Dataset rows about figures:
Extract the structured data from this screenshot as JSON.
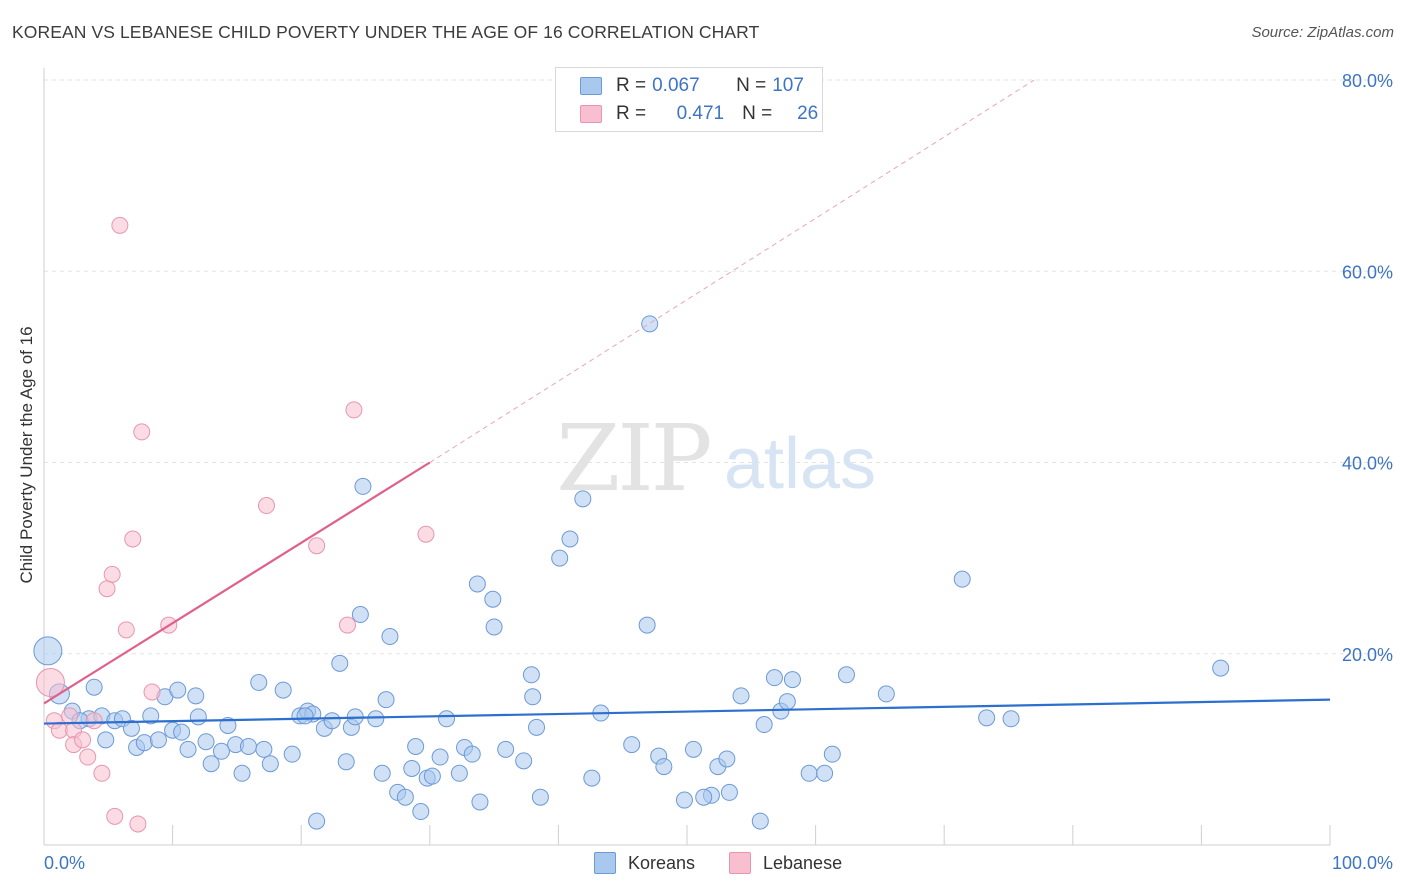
{
  "title": "KOREAN VS LEBANESE CHILD POVERTY UNDER THE AGE OF 16 CORRELATION CHART",
  "source": "Source: ZipAtlas.com",
  "watermark": {
    "zip": "ZIP",
    "atlas": "atlas"
  },
  "legend": {
    "rows": [
      {
        "r_label": "R =",
        "r_value": "0.067",
        "n_label": "N =",
        "n_value": "107"
      },
      {
        "r_label": "R =",
        "r_value": "0.471",
        "n_label": "N =",
        "n_value": "26"
      }
    ]
  },
  "bottom_legend": {
    "koreans": "Koreans",
    "lebanese": "Lebanese"
  },
  "colors": {
    "korean_fill": "#a9c8ee",
    "korean_stroke": "#6c9ad6",
    "korean_line": "#2c6fce",
    "lebanese_fill": "#f7bfd0",
    "lebanese_stroke": "#e895b0",
    "lebanese_line": "#e0608c",
    "tick_text": "#3d74c6",
    "grid": "#e3e3e3"
  },
  "chart_data": {
    "type": "scatter",
    "ylabel": "Child Poverty Under the Age of 16",
    "xlim": [
      0,
      100
    ],
    "ylim": [
      0,
      80
    ],
    "x_tick_labels": [
      "0.0%",
      "100.0%"
    ],
    "y_ticks": [
      20,
      40,
      60,
      80
    ],
    "y_tick_labels": [
      "20.0%",
      "40.0%",
      "60.0%",
      "80.0%"
    ],
    "grid": "horizontal dashed",
    "legend_position": "top-center",
    "series": [
      {
        "name": "Koreans",
        "trend": {
          "x": [
            0,
            100
          ],
          "y": [
            12.7,
            15.2
          ]
        },
        "points": [
          [
            0.3,
            20.3,
            14
          ],
          [
            1.2,
            15.8,
            10
          ],
          [
            2.2,
            14.0,
            8
          ],
          [
            3.5,
            13.2,
            8
          ],
          [
            3.9,
            16.5,
            8
          ],
          [
            2.8,
            13.0,
            8
          ],
          [
            4.5,
            13.5,
            8
          ],
          [
            4.8,
            11.0,
            8
          ],
          [
            5.5,
            13.0,
            8
          ],
          [
            6.1,
            13.2,
            8
          ],
          [
            6.8,
            12.2,
            8
          ],
          [
            7.2,
            10.2,
            8
          ],
          [
            7.8,
            10.7,
            8
          ],
          [
            8.3,
            13.5,
            8
          ],
          [
            8.9,
            11.0,
            8
          ],
          [
            9.4,
            15.5,
            8
          ],
          [
            10.0,
            12.0,
            8
          ],
          [
            10.4,
            16.2,
            8
          ],
          [
            10.7,
            11.8,
            8
          ],
          [
            11.2,
            10.0,
            8
          ],
          [
            11.8,
            15.6,
            8
          ],
          [
            12.0,
            13.4,
            8
          ],
          [
            12.6,
            10.8,
            8
          ],
          [
            13.0,
            8.5,
            8
          ],
          [
            13.8,
            9.8,
            8
          ],
          [
            14.3,
            12.5,
            8
          ],
          [
            14.9,
            10.5,
            8
          ],
          [
            15.9,
            10.3,
            8
          ],
          [
            15.4,
            7.5,
            8
          ],
          [
            16.7,
            17.0,
            8
          ],
          [
            17.1,
            10.0,
            8
          ],
          [
            17.6,
            8.5,
            8
          ],
          [
            18.6,
            16.2,
            8
          ],
          [
            19.3,
            9.5,
            8
          ],
          [
            19.9,
            13.5,
            8
          ],
          [
            20.5,
            14.0,
            8
          ],
          [
            20.9,
            13.7,
            8
          ],
          [
            20.3,
            13.5,
            8
          ],
          [
            21.2,
            2.5,
            8
          ],
          [
            21.8,
            12.2,
            8
          ],
          [
            22.4,
            13.0,
            8
          ],
          [
            23.0,
            19.0,
            8
          ],
          [
            23.5,
            8.7,
            8
          ],
          [
            23.9,
            12.3,
            8
          ],
          [
            24.2,
            13.4,
            8
          ],
          [
            24.6,
            24.1,
            8
          ],
          [
            24.8,
            37.5,
            8
          ],
          [
            25.8,
            13.2,
            8
          ],
          [
            26.3,
            7.5,
            8
          ],
          [
            26.6,
            15.2,
            8
          ],
          [
            26.9,
            21.8,
            8
          ],
          [
            27.5,
            5.5,
            8
          ],
          [
            28.1,
            5.0,
            8
          ],
          [
            28.6,
            8.0,
            8
          ],
          [
            28.9,
            10.3,
            8
          ],
          [
            29.3,
            3.5,
            8
          ],
          [
            29.8,
            7.0,
            8
          ],
          [
            30.2,
            7.2,
            8
          ],
          [
            30.8,
            9.2,
            8
          ],
          [
            31.3,
            13.2,
            8
          ],
          [
            32.3,
            7.5,
            8
          ],
          [
            32.7,
            10.2,
            8
          ],
          [
            33.3,
            9.5,
            8
          ],
          [
            33.7,
            27.3,
            8
          ],
          [
            33.9,
            4.5,
            8
          ],
          [
            34.9,
            25.7,
            8
          ],
          [
            35.0,
            22.8,
            8
          ],
          [
            35.9,
            10.0,
            8
          ],
          [
            37.3,
            8.8,
            8
          ],
          [
            37.9,
            17.8,
            8
          ],
          [
            38.0,
            15.5,
            8
          ],
          [
            38.3,
            12.3,
            8
          ],
          [
            38.6,
            5.0,
            8
          ],
          [
            40.1,
            30.0,
            8
          ],
          [
            40.9,
            32.0,
            8
          ],
          [
            41.9,
            36.2,
            8
          ],
          [
            42.6,
            7.0,
            8
          ],
          [
            43.3,
            13.8,
            8
          ],
          [
            45.7,
            10.5,
            8
          ],
          [
            46.9,
            23.0,
            8
          ],
          [
            47.1,
            54.5,
            8
          ],
          [
            47.8,
            9.3,
            8
          ],
          [
            48.2,
            8.2,
            8
          ],
          [
            49.8,
            4.7,
            8
          ],
          [
            50.5,
            10.0,
            8
          ],
          [
            51.9,
            5.2,
            8
          ],
          [
            51.3,
            5.0,
            8
          ],
          [
            52.4,
            8.2,
            8
          ],
          [
            53.1,
            9.0,
            8
          ],
          [
            53.3,
            5.5,
            8
          ],
          [
            54.2,
            15.6,
            8
          ],
          [
            55.7,
            2.5,
            8
          ],
          [
            56.0,
            12.6,
            8
          ],
          [
            56.8,
            17.5,
            8
          ],
          [
            57.3,
            14.0,
            8
          ],
          [
            57.8,
            15.0,
            8
          ],
          [
            58.2,
            17.3,
            8
          ],
          [
            59.5,
            7.5,
            8
          ],
          [
            60.7,
            7.5,
            8
          ],
          [
            61.3,
            9.5,
            8
          ],
          [
            62.4,
            17.8,
            8
          ],
          [
            65.5,
            15.8,
            8
          ],
          [
            71.4,
            27.8,
            8
          ],
          [
            73.3,
            13.3,
            8
          ],
          [
            75.2,
            13.2,
            8
          ],
          [
            91.5,
            18.5,
            8
          ]
        ]
      },
      {
        "name": "Lebanese",
        "trend": {
          "x": [
            0,
            30
          ],
          "y": [
            14.8,
            40.0
          ],
          "dashed_extension": {
            "x": [
              30,
              77
            ],
            "y": [
              40.0,
              80.0
            ]
          }
        },
        "points": [
          [
            0.5,
            17.0,
            14
          ],
          [
            0.8,
            13.0,
            8
          ],
          [
            1.2,
            12.0,
            8
          ],
          [
            2.0,
            13.5,
            8
          ],
          [
            2.3,
            12.0,
            8
          ],
          [
            2.3,
            10.5,
            8
          ],
          [
            3.0,
            11.0,
            8
          ],
          [
            3.4,
            9.2,
            8
          ],
          [
            3.9,
            13.0,
            8
          ],
          [
            4.5,
            7.5,
            8
          ],
          [
            4.9,
            26.8,
            8
          ],
          [
            5.3,
            28.3,
            8
          ],
          [
            5.5,
            3.0,
            8
          ],
          [
            5.9,
            64.8,
            8
          ],
          [
            6.4,
            22.5,
            8
          ],
          [
            6.9,
            32.0,
            8
          ],
          [
            7.3,
            2.2,
            8
          ],
          [
            7.6,
            43.2,
            8
          ],
          [
            8.4,
            16.0,
            8
          ],
          [
            9.7,
            23.0,
            8
          ],
          [
            17.3,
            35.5,
            8
          ],
          [
            21.2,
            31.3,
            8
          ],
          [
            23.6,
            23.0,
            8
          ],
          [
            24.1,
            45.5,
            8
          ],
          [
            29.7,
            32.5,
            8
          ]
        ]
      }
    ]
  }
}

What needs to be done: Determine how many lines of the data contain the word "grid", and reply with that number only.

Task response: 2